Repeat each entry in full, exactly.
<<<<
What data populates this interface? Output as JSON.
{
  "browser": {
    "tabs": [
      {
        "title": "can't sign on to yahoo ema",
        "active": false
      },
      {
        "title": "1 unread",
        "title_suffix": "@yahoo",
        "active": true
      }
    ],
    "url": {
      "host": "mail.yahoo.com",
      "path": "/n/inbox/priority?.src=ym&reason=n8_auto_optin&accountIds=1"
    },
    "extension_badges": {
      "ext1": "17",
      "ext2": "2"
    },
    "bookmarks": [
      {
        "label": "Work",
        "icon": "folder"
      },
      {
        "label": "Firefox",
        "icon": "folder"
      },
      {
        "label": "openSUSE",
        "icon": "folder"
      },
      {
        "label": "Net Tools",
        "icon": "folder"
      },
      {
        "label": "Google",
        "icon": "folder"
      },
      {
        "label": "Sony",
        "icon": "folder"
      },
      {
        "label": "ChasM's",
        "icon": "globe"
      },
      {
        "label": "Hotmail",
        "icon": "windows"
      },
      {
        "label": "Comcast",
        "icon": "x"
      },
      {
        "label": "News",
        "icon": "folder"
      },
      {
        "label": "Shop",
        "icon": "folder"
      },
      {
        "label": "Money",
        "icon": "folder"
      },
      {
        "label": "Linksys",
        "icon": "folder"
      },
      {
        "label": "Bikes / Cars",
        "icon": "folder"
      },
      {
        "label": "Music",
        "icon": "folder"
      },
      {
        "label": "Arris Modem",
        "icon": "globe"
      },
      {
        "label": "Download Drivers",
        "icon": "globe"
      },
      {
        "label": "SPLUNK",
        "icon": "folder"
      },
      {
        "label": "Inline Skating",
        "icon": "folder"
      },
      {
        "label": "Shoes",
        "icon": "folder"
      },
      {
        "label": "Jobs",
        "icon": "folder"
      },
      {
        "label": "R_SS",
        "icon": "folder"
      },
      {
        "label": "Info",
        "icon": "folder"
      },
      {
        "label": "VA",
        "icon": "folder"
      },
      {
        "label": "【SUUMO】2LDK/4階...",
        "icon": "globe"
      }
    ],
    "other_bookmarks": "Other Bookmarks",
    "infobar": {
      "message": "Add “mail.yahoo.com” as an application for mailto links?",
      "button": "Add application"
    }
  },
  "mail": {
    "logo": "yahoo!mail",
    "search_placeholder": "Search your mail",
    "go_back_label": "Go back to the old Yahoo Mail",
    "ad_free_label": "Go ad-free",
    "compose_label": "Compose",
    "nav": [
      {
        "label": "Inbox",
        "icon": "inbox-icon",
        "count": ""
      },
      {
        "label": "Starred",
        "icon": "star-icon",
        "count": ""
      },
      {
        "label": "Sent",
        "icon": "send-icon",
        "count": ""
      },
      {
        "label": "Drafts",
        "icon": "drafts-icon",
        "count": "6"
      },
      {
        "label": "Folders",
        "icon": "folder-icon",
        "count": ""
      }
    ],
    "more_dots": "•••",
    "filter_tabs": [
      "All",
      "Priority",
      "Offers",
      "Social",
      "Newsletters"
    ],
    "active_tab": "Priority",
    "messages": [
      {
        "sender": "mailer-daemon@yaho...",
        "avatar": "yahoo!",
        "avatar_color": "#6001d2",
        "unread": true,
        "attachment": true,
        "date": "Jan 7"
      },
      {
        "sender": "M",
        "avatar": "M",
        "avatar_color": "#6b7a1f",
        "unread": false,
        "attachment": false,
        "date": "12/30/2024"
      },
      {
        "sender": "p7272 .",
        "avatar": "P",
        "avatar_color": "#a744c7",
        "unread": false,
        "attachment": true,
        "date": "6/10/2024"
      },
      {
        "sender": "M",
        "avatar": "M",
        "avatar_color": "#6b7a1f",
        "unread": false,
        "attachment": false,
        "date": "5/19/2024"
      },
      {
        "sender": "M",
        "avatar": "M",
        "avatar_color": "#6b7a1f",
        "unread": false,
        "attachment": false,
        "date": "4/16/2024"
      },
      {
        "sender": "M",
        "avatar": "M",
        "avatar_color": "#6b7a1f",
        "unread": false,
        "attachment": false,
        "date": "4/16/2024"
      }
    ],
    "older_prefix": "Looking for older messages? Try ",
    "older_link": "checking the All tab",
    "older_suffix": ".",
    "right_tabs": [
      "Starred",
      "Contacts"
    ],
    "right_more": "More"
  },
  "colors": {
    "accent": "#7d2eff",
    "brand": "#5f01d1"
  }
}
>>>>
*Correct result*:
What data populates this interface? Output as JSON.
{
  "browser": {
    "tabs": [
      {
        "title": "can't sign on to yahoo ema",
        "active": false
      },
      {
        "title": "1 unread",
        "title_suffix": "@yahoo",
        "active": true
      }
    ],
    "url": {
      "host": "mail.yahoo.com",
      "path": "/n/inbox/priority?.src=ym&reason=n8_auto_optin&accountIds=1"
    },
    "extension_badges": {
      "ext1": "17",
      "ext2": "2"
    },
    "bookmarks": [
      {
        "label": "Work",
        "icon": "folder"
      },
      {
        "label": "Firefox",
        "icon": "folder"
      },
      {
        "label": "openSUSE",
        "icon": "folder"
      },
      {
        "label": "Net Tools",
        "icon": "folder"
      },
      {
        "label": "Google",
        "icon": "folder"
      },
      {
        "label": "Sony",
        "icon": "folder"
      },
      {
        "label": "ChasM's",
        "icon": "globe"
      },
      {
        "label": "Hotmail",
        "icon": "windows"
      },
      {
        "label": "Comcast",
        "icon": "x"
      },
      {
        "label": "News",
        "icon": "folder"
      },
      {
        "label": "Shop",
        "icon": "folder"
      },
      {
        "label": "Money",
        "icon": "folder"
      },
      {
        "label": "Linksys",
        "icon": "folder"
      },
      {
        "label": "Bikes / Cars",
        "icon": "folder"
      },
      {
        "label": "Music",
        "icon": "folder"
      },
      {
        "label": "Arris Modem",
        "icon": "globe"
      },
      {
        "label": "Download Drivers",
        "icon": "globe"
      },
      {
        "label": "SPLUNK",
        "icon": "folder"
      },
      {
        "label": "Inline Skating",
        "icon": "folder"
      },
      {
        "label": "Shoes",
        "icon": "folder"
      },
      {
        "label": "Jobs",
        "icon": "folder"
      },
      {
        "label": "R_SS",
        "icon": "folder"
      },
      {
        "label": "Info",
        "icon": "folder"
      },
      {
        "label": "VA",
        "icon": "folder"
      },
      {
        "label": "【SUUMO】2LDK/4階...",
        "icon": "globe"
      }
    ],
    "other_bookmarks": "Other Bookmarks",
    "infobar": {
      "message": "Add “mail.yahoo.com” as an application for mailto links?",
      "button": "Add application"
    }
  },
  "mail": {
    "logo": "yahoo!mail",
    "search_placeholder": "Search your mail",
    "go_back_label": "Go back to the old Yahoo Mail",
    "ad_free_label": "Go ad-free",
    "compose_label": "Compose",
    "nav": [
      {
        "label": "Inbox",
        "icon": "inbox-icon",
        "count": ""
      },
      {
        "label": "Starred",
        "icon": "star-icon",
        "count": ""
      },
      {
        "label": "Sent",
        "icon": "send-icon",
        "count": ""
      },
      {
        "label": "Drafts",
        "icon": "drafts-icon",
        "count": "6"
      },
      {
        "label": "Folders",
        "icon": "folder-icon",
        "count": ""
      }
    ],
    "more_dots": "•••",
    "filter_tabs": [
      "All",
      "Priority",
      "Offers",
      "Social",
      "Newsletters"
    ],
    "active_tab": "Priority",
    "messages": [
      {
        "sender": "mailer-daemon@yaho...",
        "avatar": "yahoo!",
        "avatar_color": "#6001d2",
        "unread": true,
        "attachment": true,
        "date": "Jan 7"
      },
      {
        "sender": "M",
        "avatar": "M",
        "avatar_color": "#6b7a1f",
        "unread": false,
        "attachment": false,
        "date": "12/30/2024"
      },
      {
        "sender": "p7272 .",
        "avatar": "P",
        "avatar_color": "#a744c7",
        "unread": false,
        "attachment": true,
        "date": "6/10/2024"
      },
      {
        "sender": "M",
        "avatar": "M",
        "avatar_color": "#6b7a1f",
        "unread": false,
        "attachment": false,
        "date": "5/19/2024"
      },
      {
        "sender": "M",
        "avatar": "M",
        "avatar_color": "#6b7a1f",
        "unread": false,
        "attachment": false,
        "date": "4/16/2024"
      },
      {
        "sender": "M",
        "avatar": "M",
        "avatar_color": "#6b7a1f",
        "unread": false,
        "attachment": false,
        "date": "4/16/2024"
      }
    ],
    "older_prefix": "Looking for older messages? Try ",
    "older_link": "checking the All tab",
    "older_suffix": ".",
    "right_tabs": [
      "Starred",
      "Contacts"
    ],
    "right_more": "More"
  },
  "colors": {
    "accent": "#7d2eff",
    "brand": "#5f01d1"
  }
}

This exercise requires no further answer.